[Dataset excerpts]
------------------------

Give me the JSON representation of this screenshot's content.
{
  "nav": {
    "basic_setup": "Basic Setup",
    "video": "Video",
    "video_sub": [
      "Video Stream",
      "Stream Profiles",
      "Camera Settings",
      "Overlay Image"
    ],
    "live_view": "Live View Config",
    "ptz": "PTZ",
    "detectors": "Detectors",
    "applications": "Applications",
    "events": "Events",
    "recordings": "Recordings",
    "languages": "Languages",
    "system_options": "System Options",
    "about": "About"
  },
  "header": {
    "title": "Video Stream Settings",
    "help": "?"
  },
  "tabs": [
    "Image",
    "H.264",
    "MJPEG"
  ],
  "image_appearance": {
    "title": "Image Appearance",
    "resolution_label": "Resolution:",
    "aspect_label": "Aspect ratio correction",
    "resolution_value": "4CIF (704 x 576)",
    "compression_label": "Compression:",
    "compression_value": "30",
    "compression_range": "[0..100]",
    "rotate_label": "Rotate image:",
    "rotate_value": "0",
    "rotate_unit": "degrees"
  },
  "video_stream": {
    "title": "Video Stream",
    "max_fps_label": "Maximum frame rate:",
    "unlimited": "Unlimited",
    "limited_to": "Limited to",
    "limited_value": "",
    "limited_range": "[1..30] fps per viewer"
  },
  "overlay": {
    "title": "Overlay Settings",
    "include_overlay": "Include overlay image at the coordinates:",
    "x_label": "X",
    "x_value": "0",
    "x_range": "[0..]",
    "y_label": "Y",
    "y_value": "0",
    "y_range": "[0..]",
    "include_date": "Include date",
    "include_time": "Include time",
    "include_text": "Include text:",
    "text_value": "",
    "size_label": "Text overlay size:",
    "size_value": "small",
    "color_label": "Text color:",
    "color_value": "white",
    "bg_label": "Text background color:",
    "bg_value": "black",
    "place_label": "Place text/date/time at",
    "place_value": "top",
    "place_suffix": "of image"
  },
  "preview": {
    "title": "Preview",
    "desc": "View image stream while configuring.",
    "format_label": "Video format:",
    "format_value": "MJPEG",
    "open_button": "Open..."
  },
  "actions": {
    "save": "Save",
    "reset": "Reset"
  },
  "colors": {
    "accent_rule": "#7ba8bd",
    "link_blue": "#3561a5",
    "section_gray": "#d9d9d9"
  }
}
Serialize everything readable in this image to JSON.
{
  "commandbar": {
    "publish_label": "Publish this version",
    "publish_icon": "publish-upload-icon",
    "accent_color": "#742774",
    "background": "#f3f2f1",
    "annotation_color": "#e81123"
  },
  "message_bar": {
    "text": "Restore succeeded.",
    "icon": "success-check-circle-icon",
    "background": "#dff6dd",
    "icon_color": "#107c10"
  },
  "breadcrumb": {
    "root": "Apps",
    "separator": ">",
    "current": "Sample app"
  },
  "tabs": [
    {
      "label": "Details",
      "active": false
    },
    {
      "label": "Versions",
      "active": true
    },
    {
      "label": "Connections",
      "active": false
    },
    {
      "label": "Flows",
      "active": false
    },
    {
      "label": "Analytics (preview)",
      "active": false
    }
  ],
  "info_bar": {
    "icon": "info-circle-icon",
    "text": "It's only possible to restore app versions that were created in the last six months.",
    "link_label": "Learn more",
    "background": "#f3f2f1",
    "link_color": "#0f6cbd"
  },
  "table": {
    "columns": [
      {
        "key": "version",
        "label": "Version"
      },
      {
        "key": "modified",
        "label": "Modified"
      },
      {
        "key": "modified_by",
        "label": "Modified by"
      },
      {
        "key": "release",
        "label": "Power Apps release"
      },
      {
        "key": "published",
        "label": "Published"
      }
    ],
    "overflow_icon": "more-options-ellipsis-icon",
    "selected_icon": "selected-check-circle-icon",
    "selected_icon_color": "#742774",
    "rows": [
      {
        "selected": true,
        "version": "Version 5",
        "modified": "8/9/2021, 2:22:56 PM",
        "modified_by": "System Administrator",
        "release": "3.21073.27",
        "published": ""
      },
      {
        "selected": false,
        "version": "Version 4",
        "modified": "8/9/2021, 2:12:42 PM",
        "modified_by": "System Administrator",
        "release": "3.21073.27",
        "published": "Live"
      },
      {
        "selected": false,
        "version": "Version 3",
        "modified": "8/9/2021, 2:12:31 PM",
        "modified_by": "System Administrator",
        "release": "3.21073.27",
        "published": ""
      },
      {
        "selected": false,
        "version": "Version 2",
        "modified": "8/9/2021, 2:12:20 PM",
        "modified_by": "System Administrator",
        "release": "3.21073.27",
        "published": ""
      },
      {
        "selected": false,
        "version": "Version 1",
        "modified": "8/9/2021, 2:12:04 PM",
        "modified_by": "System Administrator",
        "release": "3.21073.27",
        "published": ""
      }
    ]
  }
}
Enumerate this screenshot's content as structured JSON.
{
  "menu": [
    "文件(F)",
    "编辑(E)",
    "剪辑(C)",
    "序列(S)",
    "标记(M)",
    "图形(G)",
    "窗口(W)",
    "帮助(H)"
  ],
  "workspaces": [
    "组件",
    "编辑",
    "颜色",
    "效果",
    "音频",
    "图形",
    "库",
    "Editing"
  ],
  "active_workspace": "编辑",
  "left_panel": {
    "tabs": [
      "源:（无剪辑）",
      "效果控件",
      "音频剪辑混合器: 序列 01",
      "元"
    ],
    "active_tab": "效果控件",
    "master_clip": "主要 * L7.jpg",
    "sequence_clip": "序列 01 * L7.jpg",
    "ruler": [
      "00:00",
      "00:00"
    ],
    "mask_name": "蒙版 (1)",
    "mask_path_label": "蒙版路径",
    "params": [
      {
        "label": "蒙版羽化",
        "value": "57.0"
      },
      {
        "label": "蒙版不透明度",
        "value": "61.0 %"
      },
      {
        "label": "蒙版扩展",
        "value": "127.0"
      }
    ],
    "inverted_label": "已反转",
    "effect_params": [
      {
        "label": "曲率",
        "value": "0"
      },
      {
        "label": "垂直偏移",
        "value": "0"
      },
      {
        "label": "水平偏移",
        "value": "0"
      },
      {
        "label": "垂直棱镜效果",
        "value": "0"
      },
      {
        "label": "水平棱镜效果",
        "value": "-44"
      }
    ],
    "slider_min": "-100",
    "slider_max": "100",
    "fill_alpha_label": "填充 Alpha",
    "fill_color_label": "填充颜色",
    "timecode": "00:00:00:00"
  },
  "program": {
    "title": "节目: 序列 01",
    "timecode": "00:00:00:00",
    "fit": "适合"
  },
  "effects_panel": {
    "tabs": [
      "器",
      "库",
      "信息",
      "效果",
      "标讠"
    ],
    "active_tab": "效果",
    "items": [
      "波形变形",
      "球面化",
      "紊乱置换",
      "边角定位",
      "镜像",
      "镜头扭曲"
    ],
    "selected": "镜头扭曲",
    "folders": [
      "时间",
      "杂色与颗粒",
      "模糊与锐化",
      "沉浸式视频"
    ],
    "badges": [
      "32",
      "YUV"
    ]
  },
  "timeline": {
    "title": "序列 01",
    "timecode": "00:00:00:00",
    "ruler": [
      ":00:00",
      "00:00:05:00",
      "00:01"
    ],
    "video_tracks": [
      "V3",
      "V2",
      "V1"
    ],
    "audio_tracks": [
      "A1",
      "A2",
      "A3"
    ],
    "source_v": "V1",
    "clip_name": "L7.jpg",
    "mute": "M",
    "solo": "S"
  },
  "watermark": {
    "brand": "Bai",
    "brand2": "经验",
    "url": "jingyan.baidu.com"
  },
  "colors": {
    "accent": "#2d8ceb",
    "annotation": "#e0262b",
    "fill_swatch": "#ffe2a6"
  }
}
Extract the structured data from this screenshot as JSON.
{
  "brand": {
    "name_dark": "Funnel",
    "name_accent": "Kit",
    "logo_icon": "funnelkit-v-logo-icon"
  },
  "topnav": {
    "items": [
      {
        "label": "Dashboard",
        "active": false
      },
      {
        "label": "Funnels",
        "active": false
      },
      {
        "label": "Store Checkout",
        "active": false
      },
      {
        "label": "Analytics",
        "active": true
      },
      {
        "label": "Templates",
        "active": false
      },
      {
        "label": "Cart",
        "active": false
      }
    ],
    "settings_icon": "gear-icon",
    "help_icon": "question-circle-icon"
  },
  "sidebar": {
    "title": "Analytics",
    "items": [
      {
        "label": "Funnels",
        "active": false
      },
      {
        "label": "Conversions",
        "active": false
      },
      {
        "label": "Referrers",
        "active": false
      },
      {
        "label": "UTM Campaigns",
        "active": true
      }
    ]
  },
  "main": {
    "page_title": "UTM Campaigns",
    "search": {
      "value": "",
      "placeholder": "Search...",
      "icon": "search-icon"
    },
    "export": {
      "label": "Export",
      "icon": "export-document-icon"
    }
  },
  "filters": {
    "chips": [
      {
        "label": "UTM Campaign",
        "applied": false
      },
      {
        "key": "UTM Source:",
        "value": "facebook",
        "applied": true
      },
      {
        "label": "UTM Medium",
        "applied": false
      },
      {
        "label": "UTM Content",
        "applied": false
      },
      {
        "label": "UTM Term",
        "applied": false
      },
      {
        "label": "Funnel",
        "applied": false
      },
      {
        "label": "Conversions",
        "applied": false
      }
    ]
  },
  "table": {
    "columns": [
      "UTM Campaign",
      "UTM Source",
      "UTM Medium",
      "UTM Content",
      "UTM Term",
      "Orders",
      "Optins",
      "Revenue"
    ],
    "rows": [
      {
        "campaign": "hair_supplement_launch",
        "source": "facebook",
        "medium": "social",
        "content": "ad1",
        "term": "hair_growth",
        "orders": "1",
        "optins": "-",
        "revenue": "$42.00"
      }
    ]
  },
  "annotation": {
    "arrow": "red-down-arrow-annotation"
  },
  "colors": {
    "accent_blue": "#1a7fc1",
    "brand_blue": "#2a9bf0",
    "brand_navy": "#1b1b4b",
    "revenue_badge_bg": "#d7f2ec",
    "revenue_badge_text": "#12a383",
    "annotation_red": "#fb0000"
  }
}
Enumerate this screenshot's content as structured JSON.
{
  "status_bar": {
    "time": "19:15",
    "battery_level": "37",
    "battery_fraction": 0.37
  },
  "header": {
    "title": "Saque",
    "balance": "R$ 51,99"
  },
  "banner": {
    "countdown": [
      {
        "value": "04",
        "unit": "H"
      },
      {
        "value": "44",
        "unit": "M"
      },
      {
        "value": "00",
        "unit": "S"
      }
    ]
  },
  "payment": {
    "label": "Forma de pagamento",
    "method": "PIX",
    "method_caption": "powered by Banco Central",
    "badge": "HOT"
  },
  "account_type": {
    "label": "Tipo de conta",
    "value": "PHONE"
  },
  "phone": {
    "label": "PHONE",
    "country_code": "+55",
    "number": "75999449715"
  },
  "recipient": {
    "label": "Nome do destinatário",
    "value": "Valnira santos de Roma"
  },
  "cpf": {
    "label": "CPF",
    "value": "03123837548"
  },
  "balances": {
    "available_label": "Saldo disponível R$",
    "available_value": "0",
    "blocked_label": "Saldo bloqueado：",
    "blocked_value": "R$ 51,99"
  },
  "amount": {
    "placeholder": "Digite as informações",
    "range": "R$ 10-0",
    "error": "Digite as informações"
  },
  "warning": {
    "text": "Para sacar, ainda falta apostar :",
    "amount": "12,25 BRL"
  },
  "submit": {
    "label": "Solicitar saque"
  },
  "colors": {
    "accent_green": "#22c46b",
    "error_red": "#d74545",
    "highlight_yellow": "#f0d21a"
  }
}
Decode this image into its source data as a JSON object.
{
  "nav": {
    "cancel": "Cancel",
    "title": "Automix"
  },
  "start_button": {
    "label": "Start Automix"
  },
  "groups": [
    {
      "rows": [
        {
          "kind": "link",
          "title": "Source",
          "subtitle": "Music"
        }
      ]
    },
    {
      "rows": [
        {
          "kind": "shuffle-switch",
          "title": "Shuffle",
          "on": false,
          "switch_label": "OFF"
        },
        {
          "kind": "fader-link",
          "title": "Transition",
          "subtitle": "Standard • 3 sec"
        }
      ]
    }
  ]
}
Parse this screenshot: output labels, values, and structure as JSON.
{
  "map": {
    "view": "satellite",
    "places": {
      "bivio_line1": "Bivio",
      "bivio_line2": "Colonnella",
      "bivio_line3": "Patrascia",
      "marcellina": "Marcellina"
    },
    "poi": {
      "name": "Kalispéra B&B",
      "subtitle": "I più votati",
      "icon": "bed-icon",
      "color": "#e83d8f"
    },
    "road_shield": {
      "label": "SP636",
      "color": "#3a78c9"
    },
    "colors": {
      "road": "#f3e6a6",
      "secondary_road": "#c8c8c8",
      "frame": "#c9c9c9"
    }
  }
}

------------------------

Your instructions:
Find every line with the word "Include" and state how many there are, with no other words.

Solution to this exercise:
4